* Written problem *
Copy every line from the records below that holds the word "JSON".

Raw records
* start *

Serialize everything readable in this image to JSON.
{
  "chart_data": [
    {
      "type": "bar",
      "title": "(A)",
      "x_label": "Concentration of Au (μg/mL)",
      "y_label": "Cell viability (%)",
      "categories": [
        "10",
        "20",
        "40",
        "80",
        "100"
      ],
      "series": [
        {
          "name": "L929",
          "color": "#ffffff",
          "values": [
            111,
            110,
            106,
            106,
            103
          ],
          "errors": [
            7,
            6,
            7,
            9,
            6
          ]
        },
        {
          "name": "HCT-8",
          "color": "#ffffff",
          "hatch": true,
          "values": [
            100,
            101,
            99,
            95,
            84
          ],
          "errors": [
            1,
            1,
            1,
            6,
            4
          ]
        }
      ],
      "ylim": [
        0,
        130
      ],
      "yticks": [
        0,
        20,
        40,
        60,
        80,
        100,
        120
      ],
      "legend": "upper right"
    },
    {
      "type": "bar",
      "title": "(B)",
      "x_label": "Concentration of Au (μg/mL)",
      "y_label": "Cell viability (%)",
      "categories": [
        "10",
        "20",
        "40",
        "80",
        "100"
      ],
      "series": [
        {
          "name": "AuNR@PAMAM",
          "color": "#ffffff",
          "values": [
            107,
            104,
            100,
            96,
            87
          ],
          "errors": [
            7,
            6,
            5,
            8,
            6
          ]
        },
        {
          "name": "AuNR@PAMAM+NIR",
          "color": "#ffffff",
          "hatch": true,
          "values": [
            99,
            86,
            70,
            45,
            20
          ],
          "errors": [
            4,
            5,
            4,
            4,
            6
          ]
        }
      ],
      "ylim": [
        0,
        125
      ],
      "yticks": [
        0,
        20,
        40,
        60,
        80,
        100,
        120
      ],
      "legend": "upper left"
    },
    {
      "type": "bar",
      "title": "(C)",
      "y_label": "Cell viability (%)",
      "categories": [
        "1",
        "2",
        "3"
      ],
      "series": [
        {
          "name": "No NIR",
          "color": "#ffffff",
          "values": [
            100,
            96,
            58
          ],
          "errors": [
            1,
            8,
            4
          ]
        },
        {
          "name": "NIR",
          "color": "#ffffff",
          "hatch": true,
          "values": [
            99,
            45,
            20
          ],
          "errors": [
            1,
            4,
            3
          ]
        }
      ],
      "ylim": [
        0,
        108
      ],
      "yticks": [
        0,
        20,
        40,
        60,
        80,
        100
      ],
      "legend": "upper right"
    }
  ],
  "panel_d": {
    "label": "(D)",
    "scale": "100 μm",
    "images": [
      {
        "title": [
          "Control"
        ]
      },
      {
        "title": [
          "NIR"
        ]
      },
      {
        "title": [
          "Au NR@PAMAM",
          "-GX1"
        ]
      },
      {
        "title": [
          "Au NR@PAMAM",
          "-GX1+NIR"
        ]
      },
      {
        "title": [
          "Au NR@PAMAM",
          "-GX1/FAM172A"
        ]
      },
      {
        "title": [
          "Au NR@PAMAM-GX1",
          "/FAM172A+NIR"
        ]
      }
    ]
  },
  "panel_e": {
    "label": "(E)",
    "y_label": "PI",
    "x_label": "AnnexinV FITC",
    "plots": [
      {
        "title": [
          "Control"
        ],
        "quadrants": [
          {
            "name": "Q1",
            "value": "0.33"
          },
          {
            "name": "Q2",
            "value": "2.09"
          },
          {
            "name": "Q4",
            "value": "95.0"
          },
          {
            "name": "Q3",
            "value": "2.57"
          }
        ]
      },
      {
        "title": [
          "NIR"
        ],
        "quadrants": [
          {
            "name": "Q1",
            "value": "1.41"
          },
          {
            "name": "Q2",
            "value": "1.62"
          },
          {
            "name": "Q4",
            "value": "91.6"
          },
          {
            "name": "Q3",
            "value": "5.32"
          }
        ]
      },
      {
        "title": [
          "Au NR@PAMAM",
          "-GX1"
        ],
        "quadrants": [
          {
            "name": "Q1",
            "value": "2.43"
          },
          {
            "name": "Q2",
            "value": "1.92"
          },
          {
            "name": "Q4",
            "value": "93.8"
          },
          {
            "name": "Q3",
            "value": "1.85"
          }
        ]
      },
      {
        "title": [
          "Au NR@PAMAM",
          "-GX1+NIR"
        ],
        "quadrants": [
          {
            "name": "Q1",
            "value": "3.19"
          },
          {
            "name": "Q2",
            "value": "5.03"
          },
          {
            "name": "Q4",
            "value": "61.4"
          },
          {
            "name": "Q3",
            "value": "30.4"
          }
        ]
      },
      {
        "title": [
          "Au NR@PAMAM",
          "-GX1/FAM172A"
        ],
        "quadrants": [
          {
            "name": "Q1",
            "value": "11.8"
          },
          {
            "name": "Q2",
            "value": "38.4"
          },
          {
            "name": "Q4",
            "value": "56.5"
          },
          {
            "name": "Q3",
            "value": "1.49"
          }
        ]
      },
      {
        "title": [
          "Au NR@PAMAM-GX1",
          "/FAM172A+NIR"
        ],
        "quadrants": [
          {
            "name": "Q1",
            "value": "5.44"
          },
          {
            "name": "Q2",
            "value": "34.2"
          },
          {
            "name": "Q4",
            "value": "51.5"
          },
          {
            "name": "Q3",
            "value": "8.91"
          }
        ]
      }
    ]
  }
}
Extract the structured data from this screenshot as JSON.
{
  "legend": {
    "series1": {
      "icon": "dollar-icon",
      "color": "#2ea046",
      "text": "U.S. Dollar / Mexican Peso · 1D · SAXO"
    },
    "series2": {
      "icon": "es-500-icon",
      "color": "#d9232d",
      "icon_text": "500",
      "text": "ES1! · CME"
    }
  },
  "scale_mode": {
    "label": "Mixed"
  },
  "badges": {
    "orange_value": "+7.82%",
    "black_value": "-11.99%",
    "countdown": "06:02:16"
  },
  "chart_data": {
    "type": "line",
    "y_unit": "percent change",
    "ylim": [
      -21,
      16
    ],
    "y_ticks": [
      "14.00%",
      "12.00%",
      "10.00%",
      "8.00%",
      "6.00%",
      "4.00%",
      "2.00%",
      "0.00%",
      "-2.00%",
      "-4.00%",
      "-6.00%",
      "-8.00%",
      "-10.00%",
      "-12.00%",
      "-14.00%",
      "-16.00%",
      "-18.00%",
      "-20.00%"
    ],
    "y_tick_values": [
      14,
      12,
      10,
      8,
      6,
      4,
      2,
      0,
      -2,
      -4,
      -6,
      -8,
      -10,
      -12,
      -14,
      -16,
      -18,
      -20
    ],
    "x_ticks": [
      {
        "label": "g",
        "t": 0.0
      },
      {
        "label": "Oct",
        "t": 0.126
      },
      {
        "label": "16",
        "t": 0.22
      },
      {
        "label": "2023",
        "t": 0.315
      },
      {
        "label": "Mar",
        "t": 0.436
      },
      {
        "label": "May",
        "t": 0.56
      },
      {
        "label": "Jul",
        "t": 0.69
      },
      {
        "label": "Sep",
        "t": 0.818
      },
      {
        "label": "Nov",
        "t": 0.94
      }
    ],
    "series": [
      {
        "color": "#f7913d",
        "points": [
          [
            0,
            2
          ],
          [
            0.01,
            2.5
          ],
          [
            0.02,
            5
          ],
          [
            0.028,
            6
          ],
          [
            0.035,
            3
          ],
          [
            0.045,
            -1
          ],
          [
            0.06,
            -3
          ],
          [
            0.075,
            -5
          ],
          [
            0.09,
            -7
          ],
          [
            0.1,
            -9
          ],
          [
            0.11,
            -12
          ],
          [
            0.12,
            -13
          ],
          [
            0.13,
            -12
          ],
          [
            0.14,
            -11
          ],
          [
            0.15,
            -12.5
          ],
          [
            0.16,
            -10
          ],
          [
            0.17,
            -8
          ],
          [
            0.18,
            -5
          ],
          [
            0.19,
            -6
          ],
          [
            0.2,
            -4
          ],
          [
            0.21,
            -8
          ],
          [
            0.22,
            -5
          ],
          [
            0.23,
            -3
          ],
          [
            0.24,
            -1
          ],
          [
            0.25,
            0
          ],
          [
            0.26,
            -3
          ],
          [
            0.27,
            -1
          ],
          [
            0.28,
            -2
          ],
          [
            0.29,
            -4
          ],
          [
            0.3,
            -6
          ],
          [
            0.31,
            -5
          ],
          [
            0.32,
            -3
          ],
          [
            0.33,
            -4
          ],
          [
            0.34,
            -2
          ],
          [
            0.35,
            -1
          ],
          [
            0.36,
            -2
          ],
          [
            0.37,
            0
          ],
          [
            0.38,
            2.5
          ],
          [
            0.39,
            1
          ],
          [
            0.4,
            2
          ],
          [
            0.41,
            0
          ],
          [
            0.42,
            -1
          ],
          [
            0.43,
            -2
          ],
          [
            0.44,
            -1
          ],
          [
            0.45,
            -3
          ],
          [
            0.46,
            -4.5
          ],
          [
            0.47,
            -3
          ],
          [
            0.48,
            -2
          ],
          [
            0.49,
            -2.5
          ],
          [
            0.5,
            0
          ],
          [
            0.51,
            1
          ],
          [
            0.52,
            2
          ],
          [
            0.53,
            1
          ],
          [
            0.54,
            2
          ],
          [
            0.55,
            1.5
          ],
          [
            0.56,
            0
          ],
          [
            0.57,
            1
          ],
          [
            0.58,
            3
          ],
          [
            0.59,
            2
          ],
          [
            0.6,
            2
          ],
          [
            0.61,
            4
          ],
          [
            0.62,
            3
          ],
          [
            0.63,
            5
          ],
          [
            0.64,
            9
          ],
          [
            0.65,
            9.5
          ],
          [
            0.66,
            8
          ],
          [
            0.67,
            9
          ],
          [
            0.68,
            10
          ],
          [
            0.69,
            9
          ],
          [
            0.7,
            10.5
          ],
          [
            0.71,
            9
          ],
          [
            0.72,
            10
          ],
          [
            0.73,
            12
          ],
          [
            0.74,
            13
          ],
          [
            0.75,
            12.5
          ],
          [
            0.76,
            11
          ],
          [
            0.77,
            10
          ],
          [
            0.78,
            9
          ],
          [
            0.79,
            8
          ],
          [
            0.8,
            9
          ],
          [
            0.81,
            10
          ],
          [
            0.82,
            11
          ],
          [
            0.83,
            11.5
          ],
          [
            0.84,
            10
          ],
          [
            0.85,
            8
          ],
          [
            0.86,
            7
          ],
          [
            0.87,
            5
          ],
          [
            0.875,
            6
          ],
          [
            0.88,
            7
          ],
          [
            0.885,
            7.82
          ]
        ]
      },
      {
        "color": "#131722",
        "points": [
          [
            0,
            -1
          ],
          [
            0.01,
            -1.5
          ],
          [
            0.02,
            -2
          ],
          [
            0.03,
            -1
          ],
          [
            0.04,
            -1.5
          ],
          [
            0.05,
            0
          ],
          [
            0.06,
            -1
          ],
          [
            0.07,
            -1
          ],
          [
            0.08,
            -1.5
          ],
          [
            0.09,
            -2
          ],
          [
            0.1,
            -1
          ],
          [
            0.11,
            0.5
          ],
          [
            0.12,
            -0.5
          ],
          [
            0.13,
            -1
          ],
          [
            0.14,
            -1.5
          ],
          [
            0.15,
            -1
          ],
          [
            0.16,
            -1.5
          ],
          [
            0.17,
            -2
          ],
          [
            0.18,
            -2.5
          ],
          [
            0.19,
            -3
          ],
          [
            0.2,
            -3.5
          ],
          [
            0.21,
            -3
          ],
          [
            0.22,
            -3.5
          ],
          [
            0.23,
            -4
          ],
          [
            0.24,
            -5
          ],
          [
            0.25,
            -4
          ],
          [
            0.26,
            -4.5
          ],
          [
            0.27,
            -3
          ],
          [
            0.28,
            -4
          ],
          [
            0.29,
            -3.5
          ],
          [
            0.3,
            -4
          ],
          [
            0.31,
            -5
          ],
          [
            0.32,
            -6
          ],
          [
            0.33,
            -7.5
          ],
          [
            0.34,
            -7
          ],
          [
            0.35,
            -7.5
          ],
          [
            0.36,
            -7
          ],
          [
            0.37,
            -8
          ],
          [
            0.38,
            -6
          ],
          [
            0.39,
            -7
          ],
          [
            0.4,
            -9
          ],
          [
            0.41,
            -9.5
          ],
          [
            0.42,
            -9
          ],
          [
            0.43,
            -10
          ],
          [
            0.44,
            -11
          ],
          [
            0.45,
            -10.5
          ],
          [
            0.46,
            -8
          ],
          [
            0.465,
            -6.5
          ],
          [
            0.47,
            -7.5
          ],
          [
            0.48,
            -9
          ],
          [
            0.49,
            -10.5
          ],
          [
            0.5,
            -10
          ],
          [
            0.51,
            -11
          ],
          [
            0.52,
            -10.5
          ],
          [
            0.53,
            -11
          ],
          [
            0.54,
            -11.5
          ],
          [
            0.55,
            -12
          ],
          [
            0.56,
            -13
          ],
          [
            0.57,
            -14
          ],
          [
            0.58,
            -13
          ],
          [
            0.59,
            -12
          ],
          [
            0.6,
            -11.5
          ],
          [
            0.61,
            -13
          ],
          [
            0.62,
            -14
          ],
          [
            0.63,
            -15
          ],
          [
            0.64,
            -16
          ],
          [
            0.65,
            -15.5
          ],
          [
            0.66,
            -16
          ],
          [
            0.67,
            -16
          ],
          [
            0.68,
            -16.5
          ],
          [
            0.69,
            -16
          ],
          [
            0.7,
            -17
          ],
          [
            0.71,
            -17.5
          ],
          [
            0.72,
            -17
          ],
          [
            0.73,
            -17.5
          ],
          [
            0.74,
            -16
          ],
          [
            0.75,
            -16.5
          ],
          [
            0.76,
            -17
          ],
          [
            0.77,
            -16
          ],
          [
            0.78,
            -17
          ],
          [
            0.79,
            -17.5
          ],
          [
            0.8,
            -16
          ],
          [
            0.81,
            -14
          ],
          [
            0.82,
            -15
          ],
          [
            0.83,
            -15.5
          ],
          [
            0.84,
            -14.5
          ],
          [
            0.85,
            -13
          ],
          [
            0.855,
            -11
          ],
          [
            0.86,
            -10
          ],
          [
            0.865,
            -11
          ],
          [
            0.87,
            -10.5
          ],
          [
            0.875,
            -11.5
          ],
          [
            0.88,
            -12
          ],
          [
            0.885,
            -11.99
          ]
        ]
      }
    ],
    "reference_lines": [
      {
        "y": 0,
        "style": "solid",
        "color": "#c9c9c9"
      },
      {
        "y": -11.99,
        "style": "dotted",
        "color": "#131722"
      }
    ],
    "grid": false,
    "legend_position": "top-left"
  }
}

* end *

* The response *
Serialize everything readable in this image to JSON.
Extract the structured data from this screenshot as JSON.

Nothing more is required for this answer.